╭─ TEXT BLOCK

September 29, 2004

Flash: fontgate at Language Log

This time, the pajamahadeen were coming after me.

A couple of days ago, I typed in a few paragraphs from the novel Gravity's Rainbow, dealing with the efforts of Soviet linguists around 1926-28 to establish a new alphabet for Turkic languages of Central Asia. The quoted passage included an odd character, one that I've never seen in any other context, which is described as representing "a kind of G, a voiced uvular plosive". I searched through the Unicode code charts for a few minutes without finding it, and finally came up with ଗ U+0B17 ORIYA LETTER GA, which is vaguely similar in appearance and also in phonetic value, but is clearly not the right thing. However, I was about to be late for an interesting talk. And maybe the right character wasn't really available at all -- Pynchon might have made it up, or it might be an obscure invention that never made it into Unicode. And who would notice, anyhow? So I figured ଗ (ଗ) would do.

Guess again. Within a few hours, Tim May emailed to suggest that (based on his knowledge of Unicode, and his memory of what the character looks like in the printed version of Pynchon's novel, which he didn't have at hand!) the Unicode code point should really be Ƣ - U+01A2 LATIN CAPITAL LETTER OI and ƣ - U+01A3 LATIN SMALL LETTER OI, about which the code chart for Latin Extended B adds the note "= gha [in] Pan-Turkic Alphabets". Tim also pointed to this chart of the "Kirghiz (Kyrgyz) Latin alphabet (1928 - 1940) which shows that (something looking like) Ƣ and ƣ were definitely in there, ordered right after G.

Tim commented gently that

The two characters are quite similar, and apparently both denote voiced back consonants. Still, a rather surprising substitution. Oriya's one of the more obscure of the Indic scripts in Unicode.

╰─
╭─ DATA LINES

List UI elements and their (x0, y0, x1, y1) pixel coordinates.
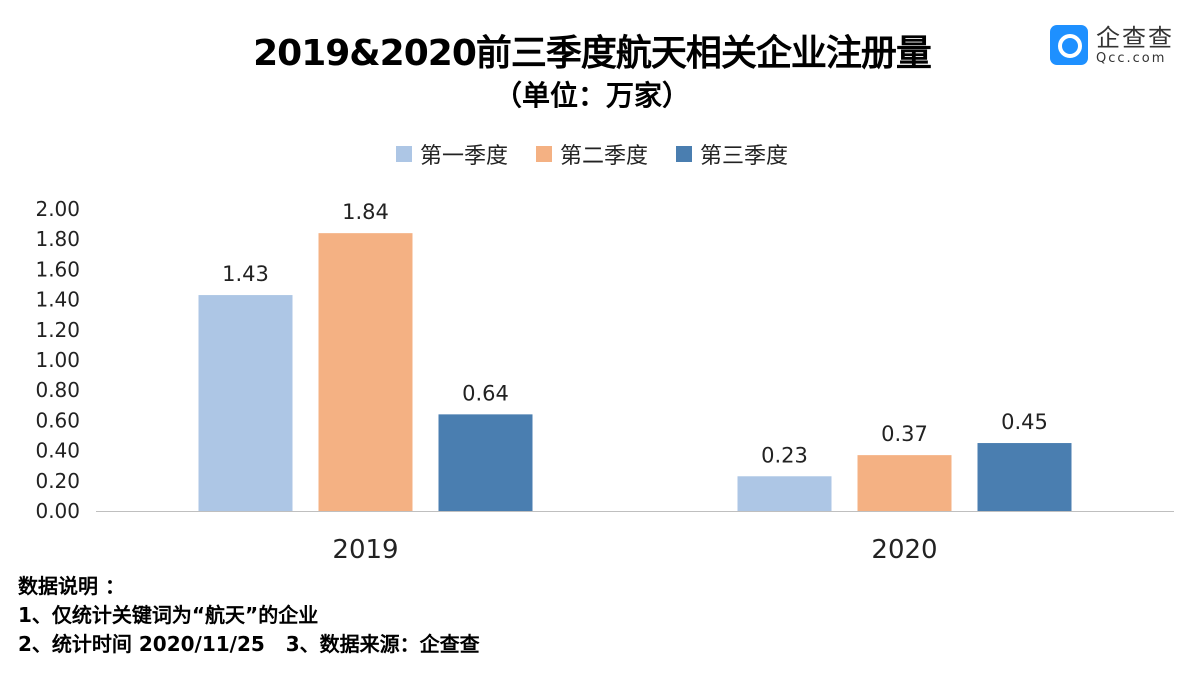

╰─

* [WHAT TO DO]
Set down the passage of the Language Log post above between "The two characters" and "scripts in Unicode.", inclusive, copying it word for word.

* [TASK OUTPUT]
The two characters are quite similar, and apparently both denote voiced back consonants. Still, a rather surprising substitution. Oriya's one of the more obscure of the Indic scripts in Unicode.